### JOB
Write out each line exactly as given. Leave the pictures out of your copy.

### DATA PROVIDED

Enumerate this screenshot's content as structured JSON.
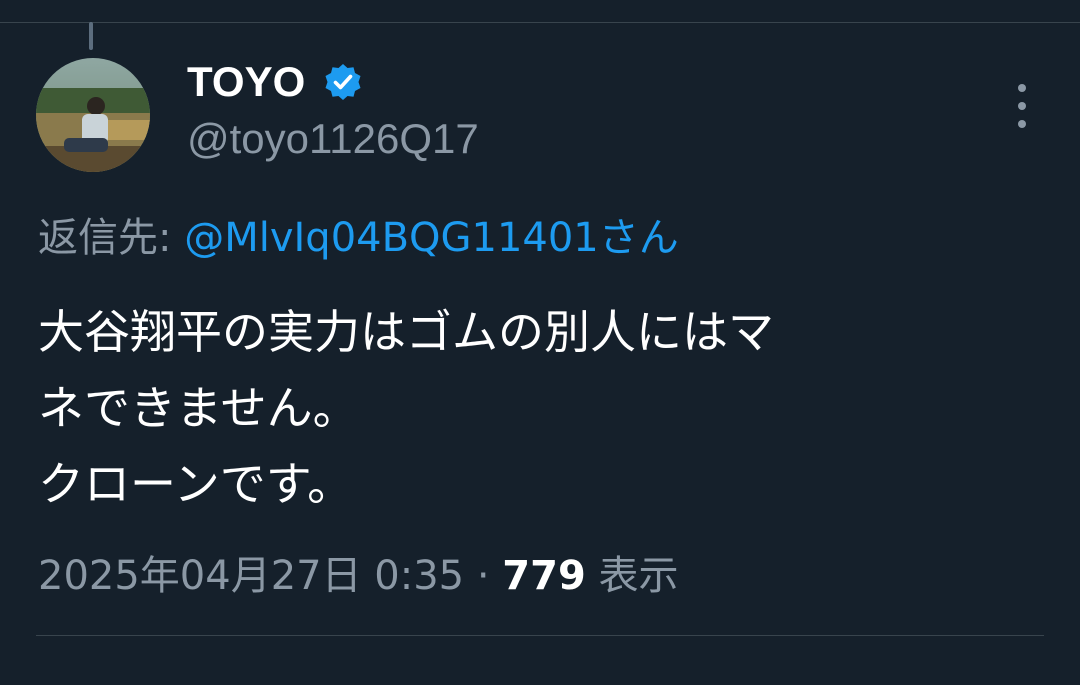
{
  "author": {
    "display_name": "TOYO",
    "handle": "@toyo1126Q17"
  },
  "reply": {
    "prefix": "返信先:",
    "handle": "@MlvIq04BQG11401さん"
  },
  "body": {
    "lines": [
      "大谷翔平の実力はゴムの別人にはマ",
      "ネできません。",
      "クローンです。"
    ]
  },
  "meta": {
    "datetime": "2025年04月27日 0:35",
    "separator": "·",
    "views_count": "779",
    "views_label": "表示"
  },
  "icons": {
    "verified": "verified-badge-icon",
    "more": "more-vertical-icon"
  },
  "colors": {
    "background": "#15202b",
    "accent": "#1d9bf0",
    "muted": "#8b98a5",
    "divider": "#38444d"
  }
}
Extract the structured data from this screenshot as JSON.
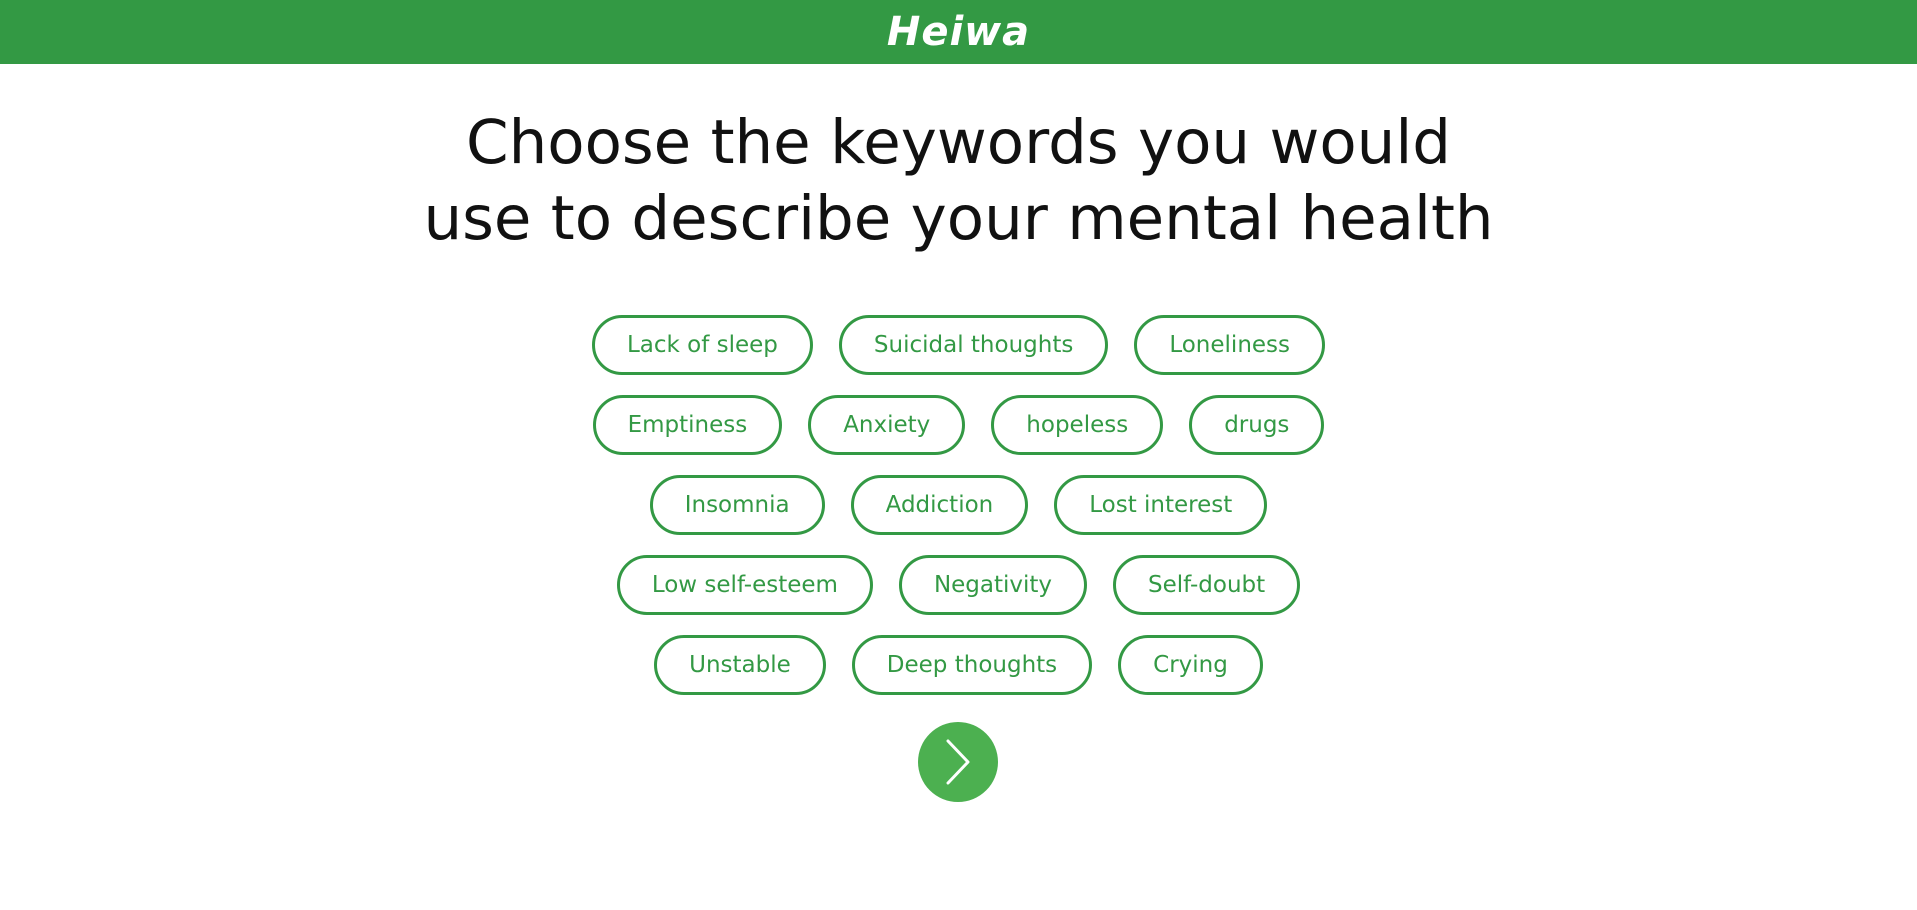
{
  "header": {
    "brand": "Heiwa",
    "background_color": "#339944"
  },
  "main": {
    "heading_line1": "Choose the keywords you would",
    "heading_line2": "use to describe your mental health",
    "keyword_rows": [
      [
        "Lack of sleep",
        "Suicidal thoughts",
        "Loneliness"
      ],
      [
        "Emptiness",
        "Anxiety",
        "hopeless",
        "drugs"
      ],
      [
        "Insomnia",
        "Addiction",
        "Lost interest"
      ],
      [
        "Low self-esteem",
        "Negativity",
        "Self-doubt"
      ],
      [
        "Unstable",
        "Deep thoughts",
        "Crying"
      ]
    ],
    "accent_color": "#339944",
    "next_button": {
      "icon": "chevron-right-icon",
      "color": "#4cb050"
    }
  }
}
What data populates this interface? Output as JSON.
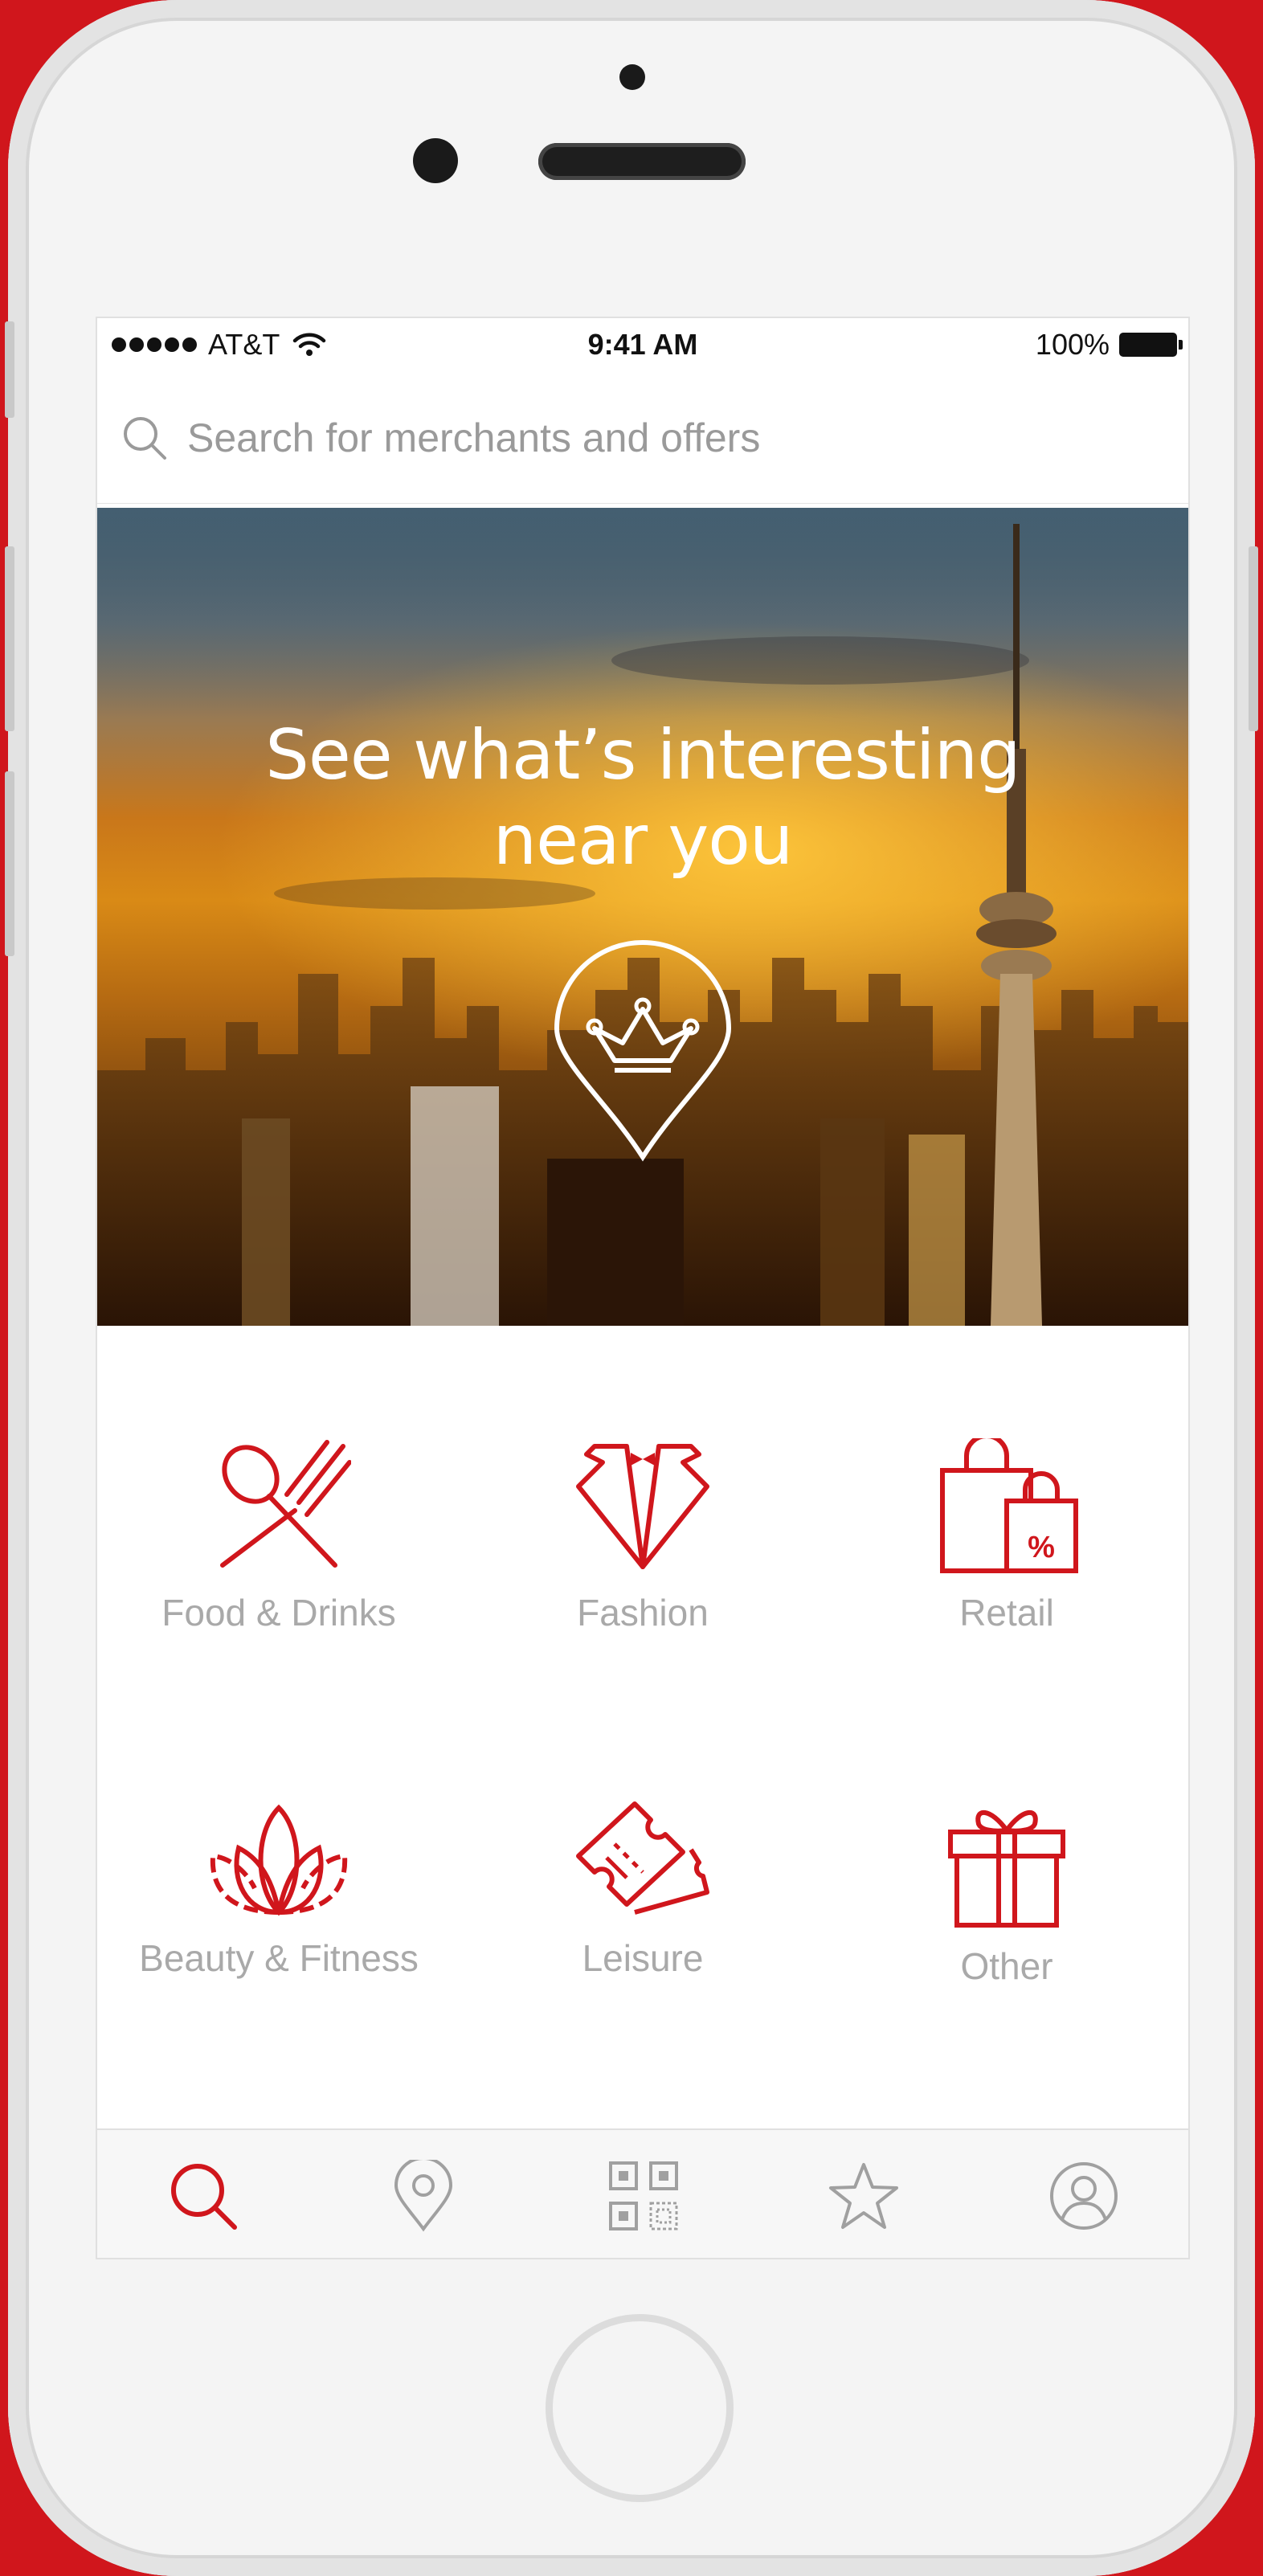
{
  "status_bar": {
    "carrier": "AT&T",
    "time": "9:41 AM",
    "battery": "100%"
  },
  "search": {
    "placeholder": "Search for merchants and offers",
    "icon": "search-icon"
  },
  "hero": {
    "title_line1": "See what’s interesting",
    "title_line2": "near you",
    "icon": "crown-location-pin-icon"
  },
  "categories": [
    {
      "label": "Food & Drinks",
      "icon": "fork-spoon-icon"
    },
    {
      "label": "Fashion",
      "icon": "tuxedo-icon"
    },
    {
      "label": "Retail",
      "icon": "shopping-bags-icon"
    },
    {
      "label": "Beauty & Fitness",
      "icon": "lotus-icon"
    },
    {
      "label": "Leisure",
      "icon": "tickets-icon"
    },
    {
      "label": "Other",
      "icon": "gift-icon"
    }
  ],
  "tabbar": {
    "tabs": [
      {
        "icon": "search-icon",
        "active": true
      },
      {
        "icon": "location-pin-icon",
        "active": false
      },
      {
        "icon": "qr-code-icon",
        "active": false
      },
      {
        "icon": "star-icon",
        "active": false
      },
      {
        "icon": "user-icon",
        "active": false
      }
    ]
  },
  "colors": {
    "accent": "#d0161c",
    "label_gray": "#a9a9a9",
    "inactive_icon": "#a0a0a0"
  }
}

### TASK RESPONSE
Enumerate this screenshot's content as structured JSON.
{
  "author": {
    "display_name": "TOYO",
    "handle": "@toyo1126Q17"
  },
  "reply": {
    "prefix": "返信先:",
    "handle": "@MlvIq04BQG11401さん"
  },
  "body": {
    "lines": [
      "大谷翔平の実力はゴムの別人にはマ",
      "ネできません。",
      "クローンです。"
    ]
  },
  "meta": {
    "datetime": "2025年04月27日 0:35",
    "separator": "·",
    "views_count": "779",
    "views_label": "表示"
  },
  "icons": {
    "verified": "verified-badge-icon",
    "more": "more-vertical-icon"
  },
  "colors": {
    "background": "#15202b",
    "accent": "#1d9bf0",
    "muted": "#8b98a5",
    "divider": "#38444d"
  }
}
Extract the structured data from this screenshot as JSON.
{
  "header": {
    "brand": "Heiwa",
    "background_color": "#339944"
  },
  "main": {
    "heading_line1": "Choose the keywords you would",
    "heading_line2": "use to describe your mental health",
    "keyword_rows": [
      [
        "Lack of sleep",
        "Suicidal thoughts",
        "Loneliness"
      ],
      [
        "Emptiness",
        "Anxiety",
        "hopeless",
        "drugs"
      ],
      [
        "Insomnia",
        "Addiction",
        "Lost interest"
      ],
      [
        "Low self-esteem",
        "Negativity",
        "Self-doubt"
      ],
      [
        "Unstable",
        "Deep thoughts",
        "Crying"
      ]
    ],
    "accent_color": "#339944",
    "next_button": {
      "icon": "chevron-right-icon",
      "color": "#4cb050"
    }
  }
}
What data populates this interface? Output as JSON.
{
  "status_bar": {
    "carrier": "AT&T",
    "time": "9:41 AM",
    "battery": "100%"
  },
  "search": {
    "placeholder": "Search for merchants and offers",
    "icon": "search-icon"
  },
  "hero": {
    "title_line1": "See what’s interesting",
    "title_line2": "near you",
    "icon": "crown-location-pin-icon"
  },
  "categories": [
    {
      "label": "Food & Drinks",
      "icon": "fork-spoon-icon"
    },
    {
      "label": "Fashion",
      "icon": "tuxedo-icon"
    },
    {
      "label": "Retail",
      "icon": "shopping-bags-icon"
    },
    {
      "label": "Beauty & Fitness",
      "icon": "lotus-icon"
    },
    {
      "label": "Leisure",
      "icon": "tickets-icon"
    },
    {
      "label": "Other",
      "icon": "gift-icon"
    }
  ],
  "tabbar": {
    "tabs": [
      {
        "icon": "search-icon",
        "active": true
      },
      {
        "icon": "location-pin-icon",
        "active": false
      },
      {
        "icon": "qr-code-icon",
        "active": false
      },
      {
        "icon": "star-icon",
        "active": false
      },
      {
        "icon": "user-icon",
        "active": false
      }
    ]
  },
  "colors": {
    "accent": "#d0161c",
    "label_gray": "#a9a9a9",
    "inactive_icon": "#a0a0a0"
  }
}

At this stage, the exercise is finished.